WORK TO COMPLETE -
Go through the entries below and print each one exactly, leaving out pictures.

DATA SUPPLIED -
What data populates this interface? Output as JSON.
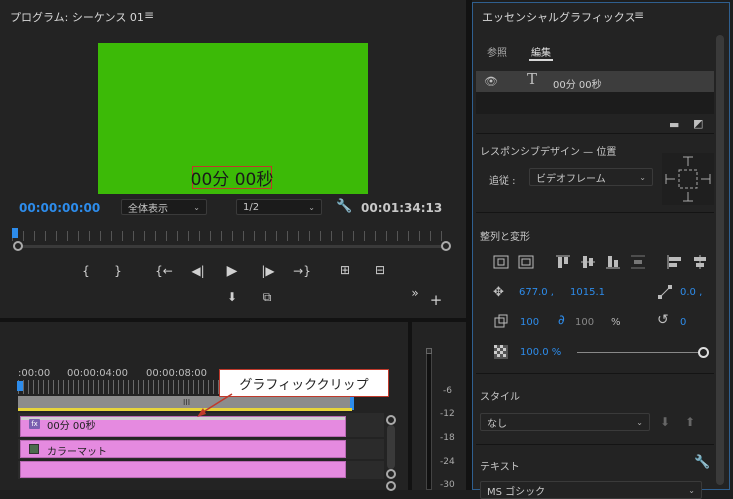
{
  "program": {
    "title": "プログラム: シーケンス 01",
    "menu_icon": "hamburger-icon",
    "caption": "00分 00秒",
    "timecode_current": "00:00:00:00",
    "zoom_label": "全体表示",
    "resolution_label": "1/2",
    "timecode_duration": "00:01:34:13",
    "controls": [
      "{",
      "}",
      "{←",
      "◀|",
      "▶",
      "|▶",
      "→}",
      "⊞",
      "⊟"
    ],
    "video_color": "#3cba07"
  },
  "timeline": {
    "ruler_labels": [
      ":00:00",
      "00:00:04:00",
      "00:00:08:00"
    ],
    "callout": "グラフィッククリップ",
    "clips": [
      {
        "name": "00分 00秒",
        "badge": "fx"
      },
      {
        "name": "カラーマット",
        "badge": "matte"
      }
    ],
    "clip_color": "#e58ae0"
  },
  "meter": {
    "db_labels": [
      "-6",
      "-12",
      "-18",
      "-24",
      "-30"
    ]
  },
  "essential_graphics": {
    "title": "エッセンシャルグラフィックス",
    "tabs": [
      "参照",
      "編集"
    ],
    "active_tab": "編集",
    "layer": {
      "name": "00分 00秒",
      "visible": true
    },
    "responsive_title": "レスポンシブデザイン — 位置",
    "follow_label": "追従 :",
    "follow_value": "ビデオフレーム",
    "align_title": "整列と変形",
    "position_x": "677.0 ,",
    "position_y": "1015.1",
    "anchor_x": "0.0 ,",
    "scale": "100",
    "scale_locked": "100",
    "percent": "%",
    "rotation": "0",
    "opacity": "100.0 %",
    "opacity_fraction": 1.0,
    "style_title": "スタイル",
    "style_value": "なし",
    "text_title": "テキスト",
    "font_value": "MS ゴシック",
    "accent_color": "#2d8ceb"
  }
}
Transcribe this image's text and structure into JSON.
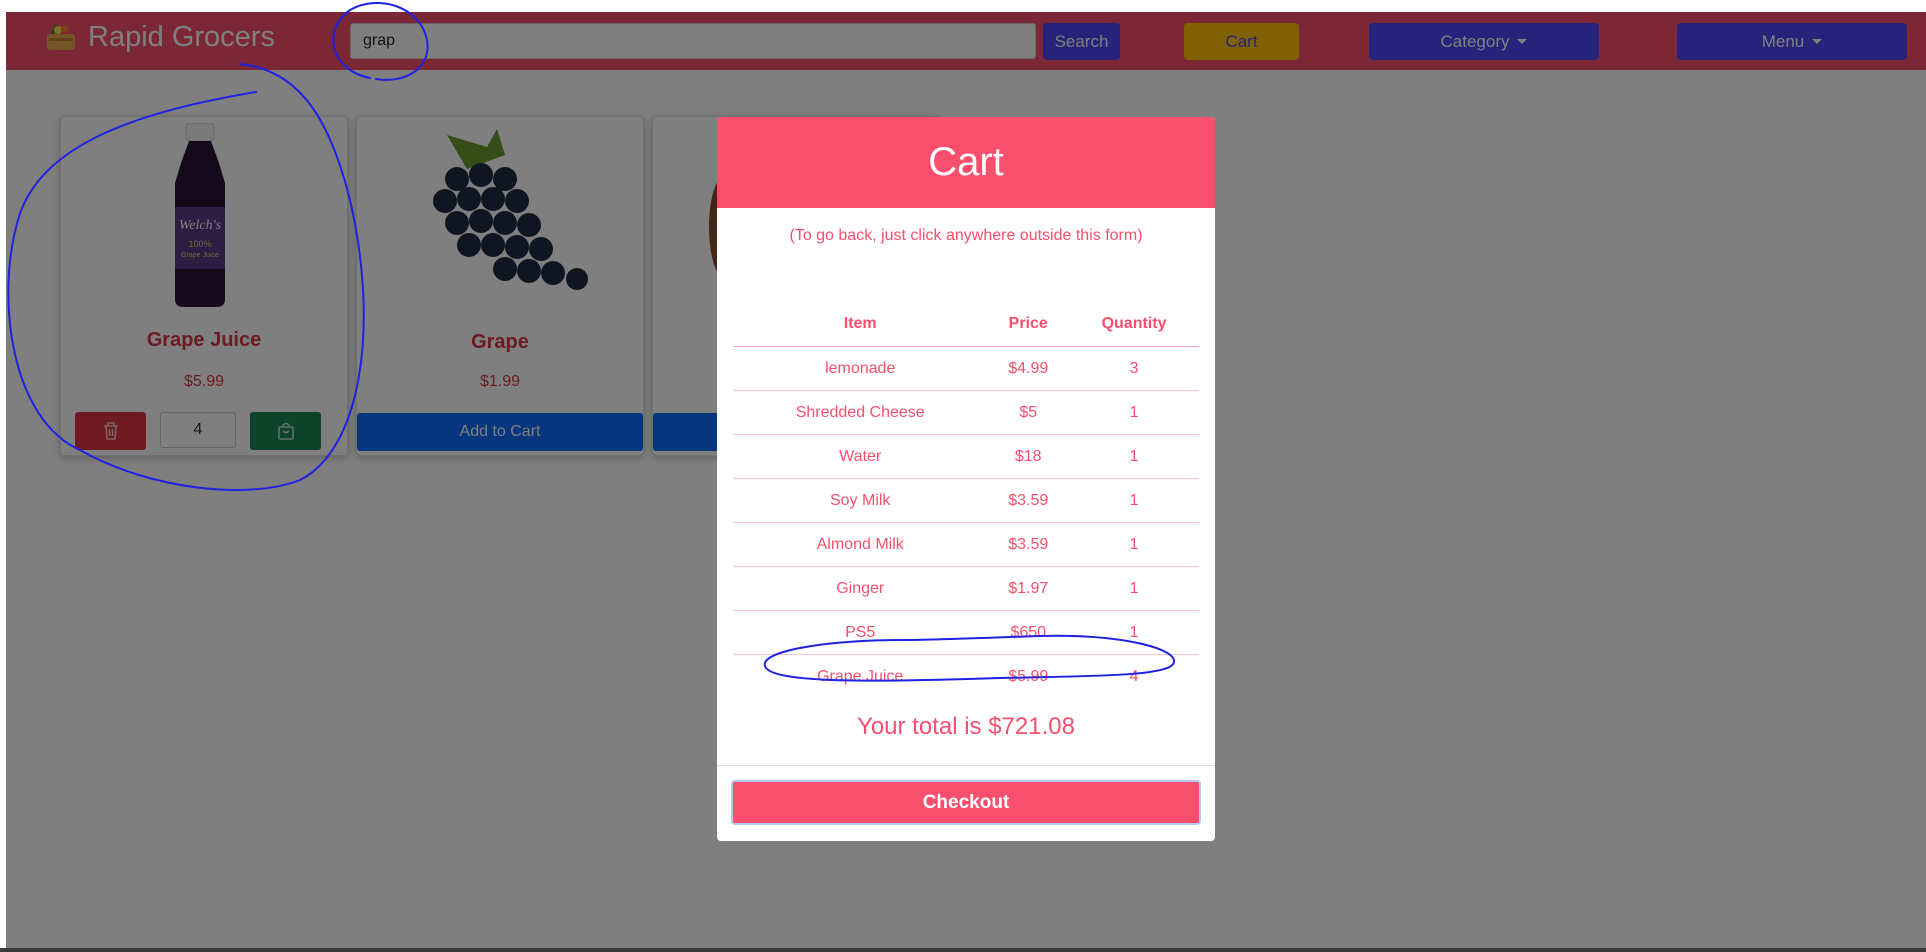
{
  "navbar": {
    "brand": "Rapid Grocers",
    "search_value": "grap",
    "search_button": "Search",
    "cart_button": "Cart",
    "category_button": "Category",
    "menu_button": "Menu"
  },
  "products": [
    {
      "name": "Grape Juice",
      "price": "$5.99",
      "quantity": "4",
      "in_cart": true
    },
    {
      "name": "Grape",
      "price": "$1.99",
      "add_label": "Add to Cart",
      "in_cart": false
    }
  ],
  "cart_modal": {
    "title": "Cart",
    "hint": "(To go back, just click anywhere outside this form)",
    "columns": [
      "Item",
      "Price",
      "Quantity"
    ],
    "rows": [
      {
        "item": "lemonade",
        "price": "$4.99",
        "qty": "3"
      },
      {
        "item": "Shredded Cheese",
        "price": "$5",
        "qty": "1"
      },
      {
        "item": "Water",
        "price": "$18",
        "qty": "1"
      },
      {
        "item": "Soy Milk",
        "price": "$3.59",
        "qty": "1"
      },
      {
        "item": "Almond Milk",
        "price": "$3.59",
        "qty": "1"
      },
      {
        "item": "Ginger",
        "price": "$1.97",
        "qty": "1"
      },
      {
        "item": "PS5",
        "price": "$650",
        "qty": "1"
      },
      {
        "item": "Grape Juice",
        "price": "$5.99",
        "qty": "4"
      }
    ],
    "total": "Your total is $721.08",
    "checkout": "Checkout"
  },
  "colors": {
    "brand_pink": "#f74f6d",
    "primary_blue": "#4e44f5",
    "cart_yellow": "#ffc107",
    "add_blue": "#0d6efd",
    "danger_red": "#dc3545",
    "success_green": "#198754",
    "annotation_ink": "#1f22e0"
  },
  "icons": [
    "basket-icon",
    "trash-icon",
    "bag-icon",
    "caret-down-icon"
  ]
}
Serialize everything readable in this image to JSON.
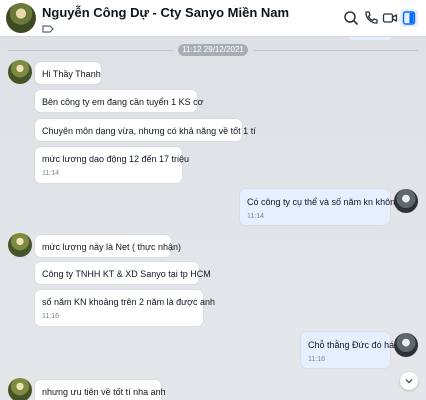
{
  "header": {
    "title": "Nguyễn Công Dự - Cty Sanyo Miền Nam",
    "icons": [
      "search-icon",
      "phone-icon",
      "video-call-icon",
      "sidebar-toggle-icon"
    ],
    "accent": "#0068ff"
  },
  "chat": {
    "date_separator": "11:12 29/12/2021",
    "messages": [
      {
        "text": "Hi Thầy Thanh"
      },
      {
        "text": "Bên công ty em đang cần tuyển 1 KS cơ"
      },
      {
        "text": "Chuyên môn dạng vừa, nhưng có khả năng về tốt 1 tí"
      },
      {
        "text": "mức lương dao động 12 đến 17 triệu",
        "time": "11:14"
      },
      {
        "text": "Có công ty cụ thể và số năm kn không",
        "time": "11:14"
      },
      {
        "text": "mức lượng này là Net ( thực nhận)"
      },
      {
        "text": "Công ty TNHH KT & XD Sanyo tại tp HCM"
      },
      {
        "text": "số năm KN khoảng trên 2 năm là được anh",
        "time": "11:16"
      },
      {
        "text": "Chỗ thằng Đức đó há",
        "time": "11:16"
      },
      {
        "text": "nhưng ưu tiên về tốt tí nha anh"
      }
    ]
  }
}
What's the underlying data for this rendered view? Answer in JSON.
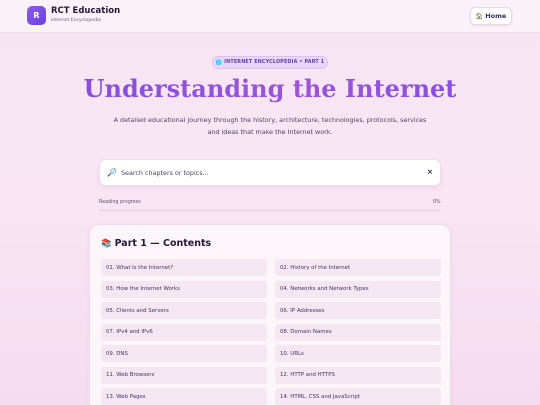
{
  "brand": {
    "logo_letter": "R",
    "title": "RCT Education",
    "subtitle": "Internet Encyclopedia"
  },
  "nav": {
    "home_icon": "house-icon",
    "home_label": "Home"
  },
  "hero": {
    "badge": "INTERNET ENCYCLOPEDIA • PART 1",
    "badge_icon": "globe-icon",
    "title": "Understanding the Internet",
    "description": "A detailed educational journey through the history, architecture, technologies, protocols, services and ideas that make the Internet work."
  },
  "search": {
    "placeholder": "Search chapters or topics...",
    "value": "",
    "icon": "magnifier-icon",
    "clear_label": "×"
  },
  "progress": {
    "label": "Reading progress",
    "percent_text": "0%",
    "percent": 0
  },
  "contents": {
    "icon": "books-icon",
    "title": "Part 1 — Contents",
    "items": [
      "01. What Is the Internet?",
      "02. History of the Internet",
      "03. How the Internet Works",
      "04. Networks and Network Types",
      "05. Clients and Servers",
      "06. IP Addresses",
      "07. IPv4 and IPv6",
      "08. Domain Names",
      "09. DNS",
      "10. URLs",
      "11. Web Browsers",
      "12. HTTP and HTTPS",
      "13. Web Pages",
      "14. HTML, CSS and JavaScript"
    ]
  },
  "colors": {
    "accent": "#7c4ddc",
    "background": "#f9e6f4",
    "card": "#fcf5fa"
  }
}
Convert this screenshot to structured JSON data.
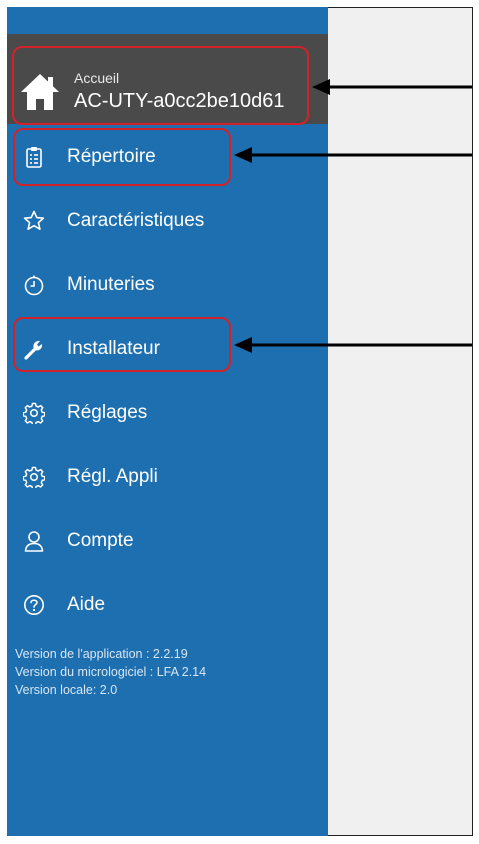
{
  "header": {
    "small_label": "Accueil",
    "device_name": "AC-UTY-a0cc2be10d61",
    "icon": "home-icon"
  },
  "menu": {
    "items": [
      {
        "label": "Répertoire",
        "icon": "clipboard-icon"
      },
      {
        "label": "Caractéristiques",
        "icon": "star-icon"
      },
      {
        "label": "Minuteries",
        "icon": "timer-icon"
      },
      {
        "label": "Installateur",
        "icon": "wrench-icon"
      },
      {
        "label": "Réglages",
        "icon": "gear-icon"
      },
      {
        "label": "Régl. Appli",
        "icon": "gear-icon"
      },
      {
        "label": "Compte",
        "icon": "user-icon"
      },
      {
        "label": "Aide",
        "icon": "help-icon"
      }
    ]
  },
  "versions": {
    "app": "Version de l'application : 2.2.19",
    "firmware": "Version du micrologiciel : LFA 2.14",
    "locale": "Version locale: 2.0"
  },
  "colors": {
    "sidebar": "#1e6fb0",
    "header": "#4a4a4a",
    "highlight": "#d2232a"
  }
}
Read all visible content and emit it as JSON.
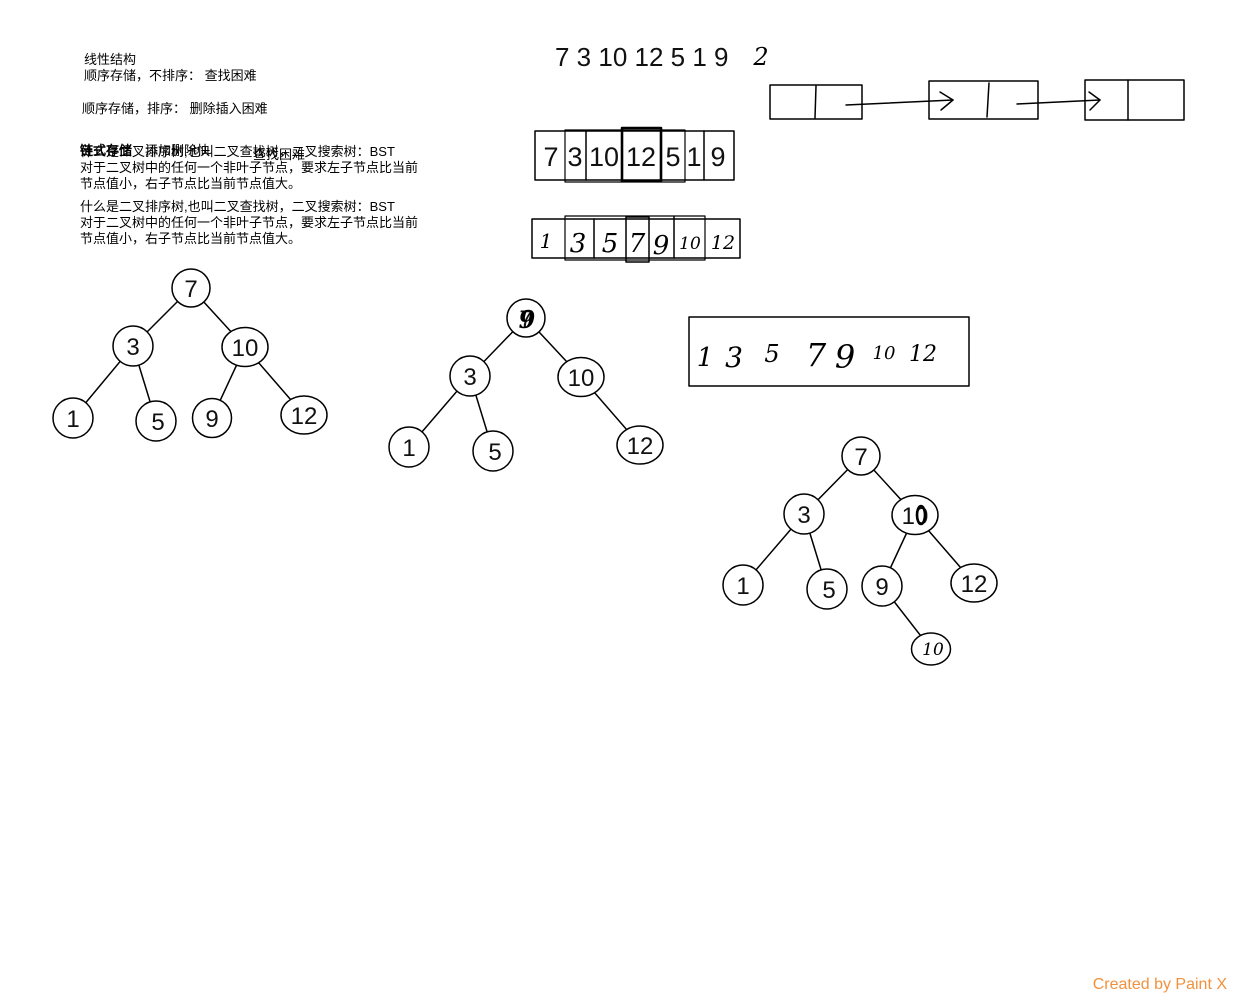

SOLVED EXERCISE -
What data populates this interface? Output as JSON.
{
  "program": {
    "title": "プログラム: シーケンス 01",
    "menu_icon": "hamburger-icon",
    "caption": "00分 00秒",
    "timecode_current": "00:00:00:00",
    "zoom_label": "全体表示",
    "resolution_label": "1/2",
    "timecode_duration": "00:01:34:13",
    "controls": [
      "{",
      "}",
      "{←",
      "◀|",
      "▶",
      "|▶",
      "→}",
      "⊞",
      "⊟"
    ],
    "video_color": "#3cba07"
  },
  "timeline": {
    "ruler_labels": [
      ":00:00",
      "00:00:04:00",
      "00:00:08:00"
    ],
    "callout": "グラフィッククリップ",
    "clips": [
      {
        "name": "00分 00秒",
        "badge": "fx"
      },
      {
        "name": "カラーマット",
        "badge": "matte"
      }
    ],
    "clip_color": "#e58ae0"
  },
  "meter": {
    "db_labels": [
      "-6",
      "-12",
      "-18",
      "-24",
      "-30"
    ]
  },
  "essential_graphics": {
    "title": "エッセンシャルグラフィックス",
    "tabs": [
      "参照",
      "編集"
    ],
    "active_tab": "編集",
    "layer": {
      "name": "00分 00秒",
      "visible": true
    },
    "responsive_title": "レスポンシブデザイン — 位置",
    "follow_label": "追従 :",
    "follow_value": "ビデオフレーム",
    "align_title": "整列と変形",
    "position_x": "677.0 ,",
    "position_y": "1015.1",
    "anchor_x": "0.0 ,",
    "scale": "100",
    "scale_locked": "100",
    "percent": "%",
    "rotation": "0",
    "opacity": "100.0 %",
    "opacity_fraction": 1.0,
    "style_title": "スタイル",
    "style_value": "なし",
    "text_title": "テキスト",
    "font_value": "MS ゴシック",
    "accent_color": "#2d8ceb"
  }
}
Transcribe this image's text and structure into JSON.
{
  "navbar": {
    "brand": "Rapid Grocers",
    "search_value": "grap",
    "search_button": "Search",
    "cart_button": "Cart",
    "category_button": "Category",
    "menu_button": "Menu"
  },
  "products": [
    {
      "name": "Grape Juice",
      "price": "$5.99",
      "quantity": "4",
      "in_cart": true
    },
    {
      "name": "Grape",
      "price": "$1.99",
      "add_label": "Add to Cart",
      "in_cart": false
    }
  ],
  "cart_modal": {
    "title": "Cart",
    "hint": "(To go back, just click anywhere outside this form)",
    "columns": [
      "Item",
      "Price",
      "Quantity"
    ],
    "rows": [
      {
        "item": "lemonade",
        "price": "$4.99",
        "qty": "3"
      },
      {
        "item": "Shredded Cheese",
        "price": "$5",
        "qty": "1"
      },
      {
        "item": "Water",
        "price": "$18",
        "qty": "1"
      },
      {
        "item": "Soy Milk",
        "price": "$3.59",
        "qty": "1"
      },
      {
        "item": "Almond Milk",
        "price": "$3.59",
        "qty": "1"
      },
      {
        "item": "Ginger",
        "price": "$1.97",
        "qty": "1"
      },
      {
        "item": "PS5",
        "price": "$650",
        "qty": "1"
      },
      {
        "item": "Grape Juice",
        "price": "$5.99",
        "qty": "4"
      }
    ],
    "total": "Your total is $721.08",
    "checkout": "Checkout"
  },
  "colors": {
    "brand_pink": "#f74f6d",
    "primary_blue": "#4e44f5",
    "cart_yellow": "#ffc107",
    "add_blue": "#0d6efd",
    "danger_red": "#dc3545",
    "success_green": "#198754",
    "annotation_ink": "#1f22e0"
  },
  "icons": [
    "basket-icon",
    "trash-icon",
    "bag-icon",
    "caret-down-icon"
  ]
}
Serialize everything readable in this image to JSON.
{
  "header": {
    "title": "Nguyễn Công Dự - Cty Sanyo Miền Nam",
    "icons": [
      "search-icon",
      "phone-icon",
      "video-call-icon",
      "sidebar-toggle-icon"
    ],
    "accent": "#0068ff"
  },
  "chat": {
    "date_separator": "11:12 29/12/2021",
    "messages": [
      {
        "text": "Hi Thầy Thanh"
      },
      {
        "text": "Bên công ty em đang cần tuyển 1 KS cơ"
      },
      {
        "text": "Chuyên môn dạng vừa, nhưng có khả năng về tốt 1 tí"
      },
      {
        "text": "mức lương dao động 12 đến 17 triệu",
        "time": "11:14"
      },
      {
        "text": "Có công ty cụ thể và số năm kn không",
        "time": "11:14"
      },
      {
        "text": "mức lượng này là Net ( thực nhận)"
      },
      {
        "text": "Công ty TNHH KT & XD Sanyo tại tp HCM"
      },
      {
        "text": "số năm KN khoảng trên 2 năm là được anh",
        "time": "11:16"
      },
      {
        "text": "Chỗ thằng Đức đó há",
        "time": "11:16"
      },
      {
        "text": "nhưng ưu tiên về tốt tí nha anh"
      }
    ]
  }
}
What's the underlying data for this rendered view? Answer in JSON.
{
  "brand": {
    "logo_letter": "R",
    "title": "RCT Education",
    "subtitle": "Internet Encyclopedia"
  },
  "nav": {
    "home_icon": "house-icon",
    "home_label": "Home"
  },
  "hero": {
    "badge": "INTERNET ENCYCLOPEDIA • PART 1",
    "badge_icon": "globe-icon",
    "title": "Understanding the Internet",
    "description": "A detailed educational journey through the history, architecture, technologies, protocols, services and ideas that make the Internet work."
  },
  "search": {
    "placeholder": "Search chapters or topics...",
    "value": "",
    "icon": "magnifier-icon",
    "clear_label": "×"
  },
  "progress": {
    "label": "Reading progress",
    "percent_text": "0%",
    "percent": 0
  },
  "contents": {
    "icon": "books-icon",
    "title": "Part 1 — Contents",
    "items": [
      "01. What Is the Internet?",
      "02. History of the Internet",
      "03. How the Internet Works",
      "04. Networks and Network Types",
      "05. Clients and Servers",
      "06. IP Addresses",
      "07. IPv4 and IPv6",
      "08. Domain Names",
      "09. DNS",
      "10. URLs",
      "11. Web Browsers",
      "12. HTTP and HTTPS",
      "13. Web Pages",
      "14. HTML, CSS and JavaScript"
    ]
  },
  "colors": {
    "accent": "#7c4ddc",
    "background": "#f9e6f4",
    "card": "#fcf5fa"
  }
}
Convert this screenshot to structured JSON data.
{
  "header": {
    "small_label": "Accueil",
    "device_name": "AC-UTY-a0cc2be10d61",
    "icon": "home-icon"
  },
  "menu": {
    "items": [
      {
        "label": "Répertoire",
        "icon": "clipboard-icon"
      },
      {
        "label": "Caractéristiques",
        "icon": "star-icon"
      },
      {
        "label": "Minuteries",
        "icon": "timer-icon"
      },
      {
        "label": "Installateur",
        "icon": "wrench-icon"
      },
      {
        "label": "Réglages",
        "icon": "gear-icon"
      },
      {
        "label": "Régl. Appli",
        "icon": "gear-icon"
      },
      {
        "label": "Compte",
        "icon": "user-icon"
      },
      {
        "label": "Aide",
        "icon": "help-icon"
      }
    ]
  },
  "versions": {
    "app": "Version de l'application : 2.2.19",
    "firmware": "Version du micrologiciel : LFA 2.14",
    "locale": "Version locale: 2.0"
  },
  "colors": {
    "sidebar": "#1e6fb0",
    "header": "#4a4a4a",
    "highlight": "#d2232a"
  }
}
Read all visible content and emit it as JSON.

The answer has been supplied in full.